**** MATERIAL PROVIDED

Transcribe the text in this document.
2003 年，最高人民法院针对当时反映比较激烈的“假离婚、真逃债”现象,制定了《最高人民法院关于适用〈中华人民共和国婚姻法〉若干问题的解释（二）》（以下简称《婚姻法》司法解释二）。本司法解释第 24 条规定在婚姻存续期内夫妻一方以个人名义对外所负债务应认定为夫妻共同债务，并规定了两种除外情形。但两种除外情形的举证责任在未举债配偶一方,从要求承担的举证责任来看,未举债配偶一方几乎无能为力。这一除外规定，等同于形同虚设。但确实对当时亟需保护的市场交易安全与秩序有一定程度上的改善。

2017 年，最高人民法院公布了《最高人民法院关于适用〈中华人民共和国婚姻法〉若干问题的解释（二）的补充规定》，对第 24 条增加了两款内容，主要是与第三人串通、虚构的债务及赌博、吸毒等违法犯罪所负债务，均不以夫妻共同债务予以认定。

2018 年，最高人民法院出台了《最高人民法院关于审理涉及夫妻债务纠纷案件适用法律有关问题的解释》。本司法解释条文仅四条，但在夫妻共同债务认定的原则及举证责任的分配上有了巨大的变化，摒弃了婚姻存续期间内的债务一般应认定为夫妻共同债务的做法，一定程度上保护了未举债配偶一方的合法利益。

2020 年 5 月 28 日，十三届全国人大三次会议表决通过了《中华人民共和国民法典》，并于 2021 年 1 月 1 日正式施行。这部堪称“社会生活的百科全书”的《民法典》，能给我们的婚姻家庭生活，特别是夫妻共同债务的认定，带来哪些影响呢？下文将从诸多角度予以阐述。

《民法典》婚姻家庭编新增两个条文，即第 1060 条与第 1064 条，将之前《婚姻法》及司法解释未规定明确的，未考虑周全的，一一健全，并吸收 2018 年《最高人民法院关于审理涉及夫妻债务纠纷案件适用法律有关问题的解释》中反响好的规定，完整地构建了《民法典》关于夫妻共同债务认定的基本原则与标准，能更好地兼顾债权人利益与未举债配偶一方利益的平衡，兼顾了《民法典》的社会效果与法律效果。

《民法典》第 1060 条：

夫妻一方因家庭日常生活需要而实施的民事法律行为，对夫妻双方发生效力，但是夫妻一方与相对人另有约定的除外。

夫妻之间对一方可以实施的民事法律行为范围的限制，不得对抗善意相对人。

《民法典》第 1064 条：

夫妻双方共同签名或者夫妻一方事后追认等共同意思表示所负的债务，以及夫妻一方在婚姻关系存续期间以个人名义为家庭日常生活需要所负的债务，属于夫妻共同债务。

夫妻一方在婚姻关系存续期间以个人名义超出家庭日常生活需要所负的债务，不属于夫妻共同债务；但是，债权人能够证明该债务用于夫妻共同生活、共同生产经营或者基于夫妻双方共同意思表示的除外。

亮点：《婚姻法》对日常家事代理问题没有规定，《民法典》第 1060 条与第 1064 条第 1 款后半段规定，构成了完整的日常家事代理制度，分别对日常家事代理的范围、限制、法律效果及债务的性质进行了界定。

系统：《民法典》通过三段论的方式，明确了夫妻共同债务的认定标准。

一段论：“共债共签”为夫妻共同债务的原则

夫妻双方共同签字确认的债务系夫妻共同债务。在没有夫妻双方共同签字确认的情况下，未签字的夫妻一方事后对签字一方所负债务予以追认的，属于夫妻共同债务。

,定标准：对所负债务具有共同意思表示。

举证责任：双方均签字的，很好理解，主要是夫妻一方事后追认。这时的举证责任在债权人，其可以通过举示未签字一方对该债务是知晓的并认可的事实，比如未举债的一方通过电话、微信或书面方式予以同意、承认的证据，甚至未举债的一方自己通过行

********
**** MATERIAL PROVIDED

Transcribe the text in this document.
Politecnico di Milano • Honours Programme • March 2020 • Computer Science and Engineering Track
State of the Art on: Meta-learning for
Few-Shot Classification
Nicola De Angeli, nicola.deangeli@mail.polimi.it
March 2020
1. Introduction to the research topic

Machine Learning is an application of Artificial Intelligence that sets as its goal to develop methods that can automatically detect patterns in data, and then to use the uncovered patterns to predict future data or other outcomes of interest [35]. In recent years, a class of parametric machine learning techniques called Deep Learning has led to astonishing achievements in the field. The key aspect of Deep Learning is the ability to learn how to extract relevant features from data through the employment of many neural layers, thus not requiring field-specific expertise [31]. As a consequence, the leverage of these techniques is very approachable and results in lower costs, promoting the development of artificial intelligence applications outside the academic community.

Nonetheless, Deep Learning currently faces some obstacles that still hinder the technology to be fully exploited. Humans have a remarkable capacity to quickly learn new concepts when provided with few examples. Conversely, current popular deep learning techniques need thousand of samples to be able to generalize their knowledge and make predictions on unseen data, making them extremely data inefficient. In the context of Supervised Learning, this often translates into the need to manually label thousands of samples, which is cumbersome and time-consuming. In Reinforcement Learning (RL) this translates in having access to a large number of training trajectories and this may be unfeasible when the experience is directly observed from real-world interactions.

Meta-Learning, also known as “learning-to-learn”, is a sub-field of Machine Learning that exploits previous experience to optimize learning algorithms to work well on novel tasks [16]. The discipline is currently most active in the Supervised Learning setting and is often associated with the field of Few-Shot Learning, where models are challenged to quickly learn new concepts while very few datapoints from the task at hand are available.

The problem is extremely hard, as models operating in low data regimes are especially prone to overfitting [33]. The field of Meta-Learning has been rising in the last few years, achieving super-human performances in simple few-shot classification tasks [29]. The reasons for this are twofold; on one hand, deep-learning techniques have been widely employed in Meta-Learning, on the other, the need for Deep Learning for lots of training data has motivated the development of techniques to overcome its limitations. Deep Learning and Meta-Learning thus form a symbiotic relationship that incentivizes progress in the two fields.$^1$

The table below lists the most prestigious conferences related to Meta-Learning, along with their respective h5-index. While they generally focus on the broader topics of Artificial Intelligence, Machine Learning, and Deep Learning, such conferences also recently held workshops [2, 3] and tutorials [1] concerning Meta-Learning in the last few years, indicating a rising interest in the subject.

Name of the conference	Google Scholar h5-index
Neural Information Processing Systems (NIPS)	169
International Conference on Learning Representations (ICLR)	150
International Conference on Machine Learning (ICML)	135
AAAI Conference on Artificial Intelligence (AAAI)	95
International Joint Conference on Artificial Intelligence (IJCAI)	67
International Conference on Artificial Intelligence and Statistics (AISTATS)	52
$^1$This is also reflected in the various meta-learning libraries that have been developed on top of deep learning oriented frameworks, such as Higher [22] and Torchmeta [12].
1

********

Gather all lines from the records above in which "International" appears.

International Conference on Learning Representations (ICLR)	150
International Conference on Machine Learning (ICML)	135
International Joint Conference on Artificial Intelligence (IJCAI)	67
International Conference on Artificial Intelligence and Statistics (AISTATS)	52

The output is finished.